**Task to complete:** In the entries that follow, find the word "What" and report each line it is on.

**Records from a collection:**
## begin

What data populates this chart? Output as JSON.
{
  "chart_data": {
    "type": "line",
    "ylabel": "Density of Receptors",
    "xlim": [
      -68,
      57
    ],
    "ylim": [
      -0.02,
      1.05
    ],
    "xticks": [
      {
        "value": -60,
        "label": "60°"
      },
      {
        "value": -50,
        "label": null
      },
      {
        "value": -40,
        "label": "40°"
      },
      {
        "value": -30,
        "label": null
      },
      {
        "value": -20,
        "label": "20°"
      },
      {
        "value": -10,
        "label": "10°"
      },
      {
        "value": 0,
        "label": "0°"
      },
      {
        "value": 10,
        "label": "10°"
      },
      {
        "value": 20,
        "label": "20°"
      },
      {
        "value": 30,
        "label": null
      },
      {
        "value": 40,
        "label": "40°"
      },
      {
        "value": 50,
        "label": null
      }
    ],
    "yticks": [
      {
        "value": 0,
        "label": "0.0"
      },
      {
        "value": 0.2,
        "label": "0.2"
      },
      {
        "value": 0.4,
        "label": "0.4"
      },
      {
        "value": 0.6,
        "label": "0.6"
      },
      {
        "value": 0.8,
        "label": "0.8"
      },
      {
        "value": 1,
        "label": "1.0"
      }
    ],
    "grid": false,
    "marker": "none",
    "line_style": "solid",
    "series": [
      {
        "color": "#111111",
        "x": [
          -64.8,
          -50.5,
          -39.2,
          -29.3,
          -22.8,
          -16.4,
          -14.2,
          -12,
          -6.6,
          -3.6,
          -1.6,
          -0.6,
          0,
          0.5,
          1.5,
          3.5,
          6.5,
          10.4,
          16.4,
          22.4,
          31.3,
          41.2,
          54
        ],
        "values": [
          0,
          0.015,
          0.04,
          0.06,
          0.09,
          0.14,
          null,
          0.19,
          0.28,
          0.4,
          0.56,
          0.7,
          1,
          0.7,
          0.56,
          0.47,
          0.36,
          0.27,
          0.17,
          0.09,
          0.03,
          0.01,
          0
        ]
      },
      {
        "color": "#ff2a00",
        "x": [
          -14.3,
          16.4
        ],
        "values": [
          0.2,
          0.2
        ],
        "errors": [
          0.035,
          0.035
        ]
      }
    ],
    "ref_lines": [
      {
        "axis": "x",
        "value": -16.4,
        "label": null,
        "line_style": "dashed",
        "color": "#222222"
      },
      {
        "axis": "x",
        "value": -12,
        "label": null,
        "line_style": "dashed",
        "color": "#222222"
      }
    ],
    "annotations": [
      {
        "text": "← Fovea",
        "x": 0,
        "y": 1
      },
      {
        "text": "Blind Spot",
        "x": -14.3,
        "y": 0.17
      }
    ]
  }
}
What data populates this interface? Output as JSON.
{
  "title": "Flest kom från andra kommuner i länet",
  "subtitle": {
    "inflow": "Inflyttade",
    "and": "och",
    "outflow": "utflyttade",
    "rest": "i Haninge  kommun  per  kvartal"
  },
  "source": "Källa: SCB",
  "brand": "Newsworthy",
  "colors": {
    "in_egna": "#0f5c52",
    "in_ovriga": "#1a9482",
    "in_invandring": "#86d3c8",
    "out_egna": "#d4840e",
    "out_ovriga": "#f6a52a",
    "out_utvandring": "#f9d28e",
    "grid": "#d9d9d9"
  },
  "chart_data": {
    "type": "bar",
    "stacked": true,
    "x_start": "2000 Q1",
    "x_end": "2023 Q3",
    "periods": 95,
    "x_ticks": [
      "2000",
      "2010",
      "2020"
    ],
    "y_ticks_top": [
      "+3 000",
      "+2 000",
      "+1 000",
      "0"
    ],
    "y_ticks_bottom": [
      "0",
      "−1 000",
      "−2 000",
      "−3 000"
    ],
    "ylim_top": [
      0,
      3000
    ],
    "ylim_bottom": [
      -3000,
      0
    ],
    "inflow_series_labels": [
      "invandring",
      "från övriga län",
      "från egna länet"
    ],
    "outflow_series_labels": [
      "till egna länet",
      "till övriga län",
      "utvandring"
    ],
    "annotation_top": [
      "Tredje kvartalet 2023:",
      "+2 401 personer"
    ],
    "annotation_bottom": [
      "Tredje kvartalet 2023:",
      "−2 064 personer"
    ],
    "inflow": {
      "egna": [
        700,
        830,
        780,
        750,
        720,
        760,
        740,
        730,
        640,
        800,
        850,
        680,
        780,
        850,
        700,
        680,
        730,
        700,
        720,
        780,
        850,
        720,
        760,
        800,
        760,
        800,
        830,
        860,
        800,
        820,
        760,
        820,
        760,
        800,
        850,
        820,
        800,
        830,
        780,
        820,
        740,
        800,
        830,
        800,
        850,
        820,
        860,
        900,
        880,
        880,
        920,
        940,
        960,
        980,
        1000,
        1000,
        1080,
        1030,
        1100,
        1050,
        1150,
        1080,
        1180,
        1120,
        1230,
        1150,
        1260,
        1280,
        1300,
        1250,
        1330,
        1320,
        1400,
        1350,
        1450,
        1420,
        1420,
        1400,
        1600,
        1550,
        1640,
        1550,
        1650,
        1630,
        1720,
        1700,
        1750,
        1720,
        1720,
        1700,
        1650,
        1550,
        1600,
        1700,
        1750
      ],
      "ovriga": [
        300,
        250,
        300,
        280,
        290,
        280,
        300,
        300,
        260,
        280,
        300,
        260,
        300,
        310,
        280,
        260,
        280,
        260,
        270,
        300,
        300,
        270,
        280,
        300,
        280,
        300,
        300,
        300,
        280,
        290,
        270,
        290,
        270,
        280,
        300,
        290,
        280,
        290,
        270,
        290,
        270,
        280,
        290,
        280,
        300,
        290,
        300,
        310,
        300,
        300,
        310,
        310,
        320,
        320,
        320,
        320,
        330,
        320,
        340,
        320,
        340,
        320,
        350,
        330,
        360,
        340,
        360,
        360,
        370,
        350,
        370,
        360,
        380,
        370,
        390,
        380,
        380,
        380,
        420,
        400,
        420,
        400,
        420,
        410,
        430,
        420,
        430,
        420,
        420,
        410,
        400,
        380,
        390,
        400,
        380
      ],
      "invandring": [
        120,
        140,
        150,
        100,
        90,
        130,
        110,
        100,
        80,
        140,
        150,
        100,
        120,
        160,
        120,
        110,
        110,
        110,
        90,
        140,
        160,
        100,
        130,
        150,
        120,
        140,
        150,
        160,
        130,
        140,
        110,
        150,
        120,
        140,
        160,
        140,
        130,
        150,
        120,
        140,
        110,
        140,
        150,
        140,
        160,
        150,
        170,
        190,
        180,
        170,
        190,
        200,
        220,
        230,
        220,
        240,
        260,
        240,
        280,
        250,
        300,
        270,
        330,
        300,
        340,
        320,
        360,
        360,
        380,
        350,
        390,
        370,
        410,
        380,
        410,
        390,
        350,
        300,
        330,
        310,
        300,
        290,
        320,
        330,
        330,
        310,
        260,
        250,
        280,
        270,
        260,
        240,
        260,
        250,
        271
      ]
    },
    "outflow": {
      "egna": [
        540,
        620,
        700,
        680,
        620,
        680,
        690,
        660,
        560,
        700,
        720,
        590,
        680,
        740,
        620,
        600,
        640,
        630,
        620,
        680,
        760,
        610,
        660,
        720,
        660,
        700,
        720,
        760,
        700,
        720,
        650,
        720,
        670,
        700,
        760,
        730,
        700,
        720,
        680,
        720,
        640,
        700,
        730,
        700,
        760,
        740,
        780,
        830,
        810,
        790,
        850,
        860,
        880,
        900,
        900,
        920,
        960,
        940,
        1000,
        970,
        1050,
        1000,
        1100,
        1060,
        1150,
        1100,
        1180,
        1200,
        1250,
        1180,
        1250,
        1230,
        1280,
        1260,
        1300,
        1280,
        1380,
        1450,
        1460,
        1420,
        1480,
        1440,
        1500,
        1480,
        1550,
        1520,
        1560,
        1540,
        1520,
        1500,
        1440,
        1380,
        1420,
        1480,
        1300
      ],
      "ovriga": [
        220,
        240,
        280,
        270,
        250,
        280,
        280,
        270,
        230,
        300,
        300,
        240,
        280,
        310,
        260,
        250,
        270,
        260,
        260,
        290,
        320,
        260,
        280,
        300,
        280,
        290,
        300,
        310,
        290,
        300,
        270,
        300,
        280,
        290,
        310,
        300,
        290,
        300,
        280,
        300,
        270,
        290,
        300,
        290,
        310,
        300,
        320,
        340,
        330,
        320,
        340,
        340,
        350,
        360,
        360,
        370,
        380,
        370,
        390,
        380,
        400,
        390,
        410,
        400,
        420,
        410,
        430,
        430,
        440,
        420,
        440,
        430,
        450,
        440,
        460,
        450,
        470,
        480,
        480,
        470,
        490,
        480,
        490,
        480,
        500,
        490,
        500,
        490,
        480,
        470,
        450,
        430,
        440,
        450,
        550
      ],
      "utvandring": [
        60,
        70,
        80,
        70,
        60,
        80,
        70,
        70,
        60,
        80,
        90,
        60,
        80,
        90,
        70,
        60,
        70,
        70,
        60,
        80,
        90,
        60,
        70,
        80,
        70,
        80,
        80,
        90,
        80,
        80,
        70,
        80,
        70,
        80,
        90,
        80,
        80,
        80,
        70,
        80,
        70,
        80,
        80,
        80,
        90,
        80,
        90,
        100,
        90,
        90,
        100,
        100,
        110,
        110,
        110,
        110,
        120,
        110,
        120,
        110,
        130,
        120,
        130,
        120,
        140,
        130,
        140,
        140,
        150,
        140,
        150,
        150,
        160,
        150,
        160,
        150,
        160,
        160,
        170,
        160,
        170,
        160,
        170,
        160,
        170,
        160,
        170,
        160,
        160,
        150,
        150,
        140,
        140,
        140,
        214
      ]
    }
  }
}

## end

**Written answer:**
What data populates this chart? Output as JSON.
What data populates this interface? Output as JSON.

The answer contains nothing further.